[Using the information]:
**a)** Determine whether each statement agrees with the bug report below: (i) the problem began after the reporter upgraded from OS X 10.4; (ii) the reporter reproduced the problem on a debug build with logging enabled; (iii) the second commenter always gets the problem after shorter sleeps during the day. For each, answer yes or no and quote the deciding words.
**b)** Answer these questions from the bug report below:
(i) To whom is the bug assigned?
(ii) How does the reporter put the Mac to sleep?
(iii) Which OS X version does the second commenter run?

Closed Bug 470274 Opened 16 years ago Closed 16 years ago

[Mac] Firefox cannot visit any websites when waking from sleep

Categories

(Core :: Networking, defect, P2)

x86
macOS
defect

Tracking

()

RESOLVED FIXED

People

(Reporter: cmtalbert, Assigned: dcamp)

References

Details

(Keywords: fixed1.9.1)

Attachments

(1 file)

This happens consistently but it is not readily reproducible. It happens to me about every two days, and it occurs on the latest nightly of both m-c trunk builds as well as shiretoko builds (1.9.1). == Steps == 1. Start Firefox in a new profile. Browse to three sites in three different tabs. 2. Ensure that one tab is a site where you have to log in, and have it remember your password (in my case the first two sites were mozilla.org sites (the default front pages) and the third site was facebook. 3. Put your mac to sleep (I do this by closing the lid) 4. Wake your mac from sleep. (by opening the lid) 5. Firefox will sit there, ready to go. But anything that requires firefox to hit the network will fail. You can: * Create a new tab, Type a URL in the URL bar, hit enter. Firefox will decalare "Done" in the status bar and stare at you with a blank page. * Interact with the existing sites from step 2 - nothing happens. * Put something in the search box, hit enter - you get a blank page and the "Done" notification. The only way out of this predicament is to restart the browser. This started occuring intermittently in early november. When complaining on IRC, I found that others have also been experiencing this, so it isn't just me, and it isn't my profile, though I did manage to reproduce this on clean profiles as well. However, I could not get this to reproduce on a debug build with logging enabled. So unfortunately, I don't know why we seem to be dropping our networking stuff on the floor. I'm running OS X 10.5.5 In fact, this only *started* happening after I upgraded from OS X 10.4, which I did in early November. The Minefield UA string for the build I just repro'd it on: Mozilla/5.0 (Macintosh; U; Intel Mac OS X 10.5; en-US; rv:1.9.2a1pre) Gecko/20081217 Minefield/3.2a1pre jrabbit on #qa said that there are some sleep tools on mac os x that might help simulate and recreate this issue, in particular SleepX - /Developer/Applications/Utilities/SleepX.app I don't think we want to ship with a bug like this in the product. Setting blocking ? and qawanted.
Flags: blocking-firefox3.1?
Also on nightly build 20081217020325 and OSX 10.5.6. I noticed something else. After the Mac sleeps overnight I *always* get this problem. But not for shorter sleeps during the day. Can't say how short at this point...
same problem if you open a new window? (instead of new tab)

[Source information]:
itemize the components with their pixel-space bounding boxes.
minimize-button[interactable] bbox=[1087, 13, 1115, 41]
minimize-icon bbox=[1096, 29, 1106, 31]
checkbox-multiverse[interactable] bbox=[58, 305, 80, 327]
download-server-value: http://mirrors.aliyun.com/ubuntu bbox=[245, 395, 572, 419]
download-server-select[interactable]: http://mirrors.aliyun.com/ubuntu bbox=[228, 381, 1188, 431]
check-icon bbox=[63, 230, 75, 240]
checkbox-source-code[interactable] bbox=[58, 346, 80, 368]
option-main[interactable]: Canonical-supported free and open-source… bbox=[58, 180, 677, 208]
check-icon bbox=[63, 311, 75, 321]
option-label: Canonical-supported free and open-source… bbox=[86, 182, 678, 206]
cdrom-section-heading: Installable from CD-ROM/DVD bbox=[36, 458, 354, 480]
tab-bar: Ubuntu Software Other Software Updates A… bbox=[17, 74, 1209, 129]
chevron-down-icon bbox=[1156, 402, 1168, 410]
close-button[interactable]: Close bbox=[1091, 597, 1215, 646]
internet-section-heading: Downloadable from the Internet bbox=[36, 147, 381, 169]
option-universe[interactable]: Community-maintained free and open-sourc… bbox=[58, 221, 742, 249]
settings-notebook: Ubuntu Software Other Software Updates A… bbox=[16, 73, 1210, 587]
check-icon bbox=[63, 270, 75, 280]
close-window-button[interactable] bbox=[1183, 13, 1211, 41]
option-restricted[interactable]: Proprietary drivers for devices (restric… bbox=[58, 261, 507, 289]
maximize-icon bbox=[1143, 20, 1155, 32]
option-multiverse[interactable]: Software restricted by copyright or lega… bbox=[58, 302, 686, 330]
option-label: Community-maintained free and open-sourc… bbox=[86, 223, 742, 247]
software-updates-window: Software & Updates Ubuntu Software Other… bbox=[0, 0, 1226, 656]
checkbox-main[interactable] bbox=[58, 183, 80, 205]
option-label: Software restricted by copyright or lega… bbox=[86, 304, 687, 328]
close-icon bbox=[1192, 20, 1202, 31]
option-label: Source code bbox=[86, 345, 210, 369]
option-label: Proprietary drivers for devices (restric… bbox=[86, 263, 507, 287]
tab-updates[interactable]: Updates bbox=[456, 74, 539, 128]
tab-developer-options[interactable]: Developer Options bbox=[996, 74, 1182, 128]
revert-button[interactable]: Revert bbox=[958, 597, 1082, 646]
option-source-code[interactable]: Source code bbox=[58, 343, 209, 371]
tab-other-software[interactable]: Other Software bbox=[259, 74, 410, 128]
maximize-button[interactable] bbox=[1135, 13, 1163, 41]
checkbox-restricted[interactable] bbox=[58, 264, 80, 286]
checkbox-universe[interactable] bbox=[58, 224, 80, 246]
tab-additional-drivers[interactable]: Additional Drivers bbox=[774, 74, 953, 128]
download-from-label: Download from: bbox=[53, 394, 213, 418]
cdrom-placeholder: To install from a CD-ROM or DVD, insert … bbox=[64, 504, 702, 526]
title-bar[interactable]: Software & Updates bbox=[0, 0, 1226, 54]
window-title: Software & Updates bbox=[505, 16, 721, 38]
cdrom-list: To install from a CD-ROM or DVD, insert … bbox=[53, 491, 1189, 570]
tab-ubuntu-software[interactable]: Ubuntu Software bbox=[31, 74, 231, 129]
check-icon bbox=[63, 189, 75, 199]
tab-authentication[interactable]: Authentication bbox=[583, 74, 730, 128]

[Answer set]:
**a)**
(i) Yes: "this only *started* happening after I upgraded from OS X 10.4"
(ii) No: "I could not get this to reproduce on a debug build with logging enabled"
(iii) No: "After the Mac sleeps overnight I *always* get this problem. But not for shorter sleeps during the day."

**b)**
(i) dcamp
(ii) By closing the lid
(iii) OS X 10.5.6